::: DATASET

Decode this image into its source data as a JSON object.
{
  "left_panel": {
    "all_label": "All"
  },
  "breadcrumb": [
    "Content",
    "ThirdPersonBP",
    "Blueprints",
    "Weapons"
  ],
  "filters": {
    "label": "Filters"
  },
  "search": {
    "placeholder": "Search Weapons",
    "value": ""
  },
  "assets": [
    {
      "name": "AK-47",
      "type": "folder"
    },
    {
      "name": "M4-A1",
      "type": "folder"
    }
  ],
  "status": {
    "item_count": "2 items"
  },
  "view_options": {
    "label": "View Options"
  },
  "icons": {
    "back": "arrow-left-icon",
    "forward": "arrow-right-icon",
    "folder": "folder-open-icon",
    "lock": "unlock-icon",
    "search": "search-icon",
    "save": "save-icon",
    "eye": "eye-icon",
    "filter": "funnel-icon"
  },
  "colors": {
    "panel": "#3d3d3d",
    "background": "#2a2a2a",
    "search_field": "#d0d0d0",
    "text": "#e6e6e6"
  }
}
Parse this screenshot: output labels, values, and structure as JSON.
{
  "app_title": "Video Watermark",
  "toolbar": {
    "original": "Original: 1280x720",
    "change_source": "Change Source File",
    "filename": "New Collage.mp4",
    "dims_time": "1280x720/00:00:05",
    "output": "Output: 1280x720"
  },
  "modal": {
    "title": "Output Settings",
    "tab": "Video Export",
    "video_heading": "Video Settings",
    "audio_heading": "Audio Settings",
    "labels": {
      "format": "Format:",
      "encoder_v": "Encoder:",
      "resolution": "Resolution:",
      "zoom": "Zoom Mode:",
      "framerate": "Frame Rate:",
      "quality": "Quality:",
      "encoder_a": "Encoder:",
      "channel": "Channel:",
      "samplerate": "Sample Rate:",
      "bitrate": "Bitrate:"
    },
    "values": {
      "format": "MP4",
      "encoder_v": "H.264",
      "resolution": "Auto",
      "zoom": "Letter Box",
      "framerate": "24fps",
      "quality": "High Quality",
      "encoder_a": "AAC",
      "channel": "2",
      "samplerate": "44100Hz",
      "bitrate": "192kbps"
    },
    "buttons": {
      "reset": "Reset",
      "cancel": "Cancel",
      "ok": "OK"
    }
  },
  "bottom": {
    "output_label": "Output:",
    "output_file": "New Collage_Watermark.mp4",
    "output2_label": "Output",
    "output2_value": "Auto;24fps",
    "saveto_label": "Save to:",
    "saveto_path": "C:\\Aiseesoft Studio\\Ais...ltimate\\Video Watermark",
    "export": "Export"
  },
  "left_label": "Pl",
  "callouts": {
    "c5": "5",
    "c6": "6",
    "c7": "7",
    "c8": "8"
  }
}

::::::

- **JOB**
Locate the line that contains "Parse this screenshot: output", then please quote it and every line after it to the end of the entries above, exactly and with nothing else.

- **RESULT OF THIS EXERCISE**
Parse this screenshot: output labels, values, and structure as JSON.
{
  "app_title": "Video Watermark",
  "toolbar": {
    "original": "Original: 1280x720",
    "change_source": "Change Source File",
    "filename": "New Collage.mp4",
    "dims_time": "1280x720/00:00:05",
    "output": "Output: 1280x720"
  },
  "modal": {
    "title": "Output Settings",
    "tab": "Video Export",
    "video_heading": "Video Settings",
    "audio_heading": "Audio Settings",
    "labels": {
      "format": "Format:",
      "encoder_v": "Encoder:",
      "resolution": "Resolution:",
      "zoom": "Zoom Mode:",
      "framerate": "Frame Rate:",
      "quality": "Quality:",
      "encoder_a": "Encoder:",
      "channel": "Channel:",
      "samplerate": "Sample Rate:",
      "bitrate": "Bitrate:"
    },
    "values": {
      "format": "MP4",
      "encoder_v": "H.264",
      "resolution": "Auto",
      "zoom": "Letter Box",
      "framerate": "24fps",
      "quality": "High Quality",
      "encoder_a": "AAC",
      "channel": "2",
      "samplerate": "44100Hz",
      "bitrate": "192kbps"
    },
    "buttons": {
      "reset": "Reset",
      "cancel": "Cancel",
      "ok": "OK"
    }
  },
  "bottom": {
    "output_label": "Output:",
    "output_file": "New Collage_Watermark.mp4",
    "output2_label": "Output",
    "output2_value": "Auto;24fps",
    "saveto_label": "Save to:",
    "saveto_path": "C:\\Aiseesoft Studio\\Ais...ltimate\\Video Watermark",
    "export": "Export"
  },
  "left_label": "Pl",
  "callouts": {
    "c5": "5",
    "c6": "6",
    "c7": "7",
    "c8": "8"
  }
}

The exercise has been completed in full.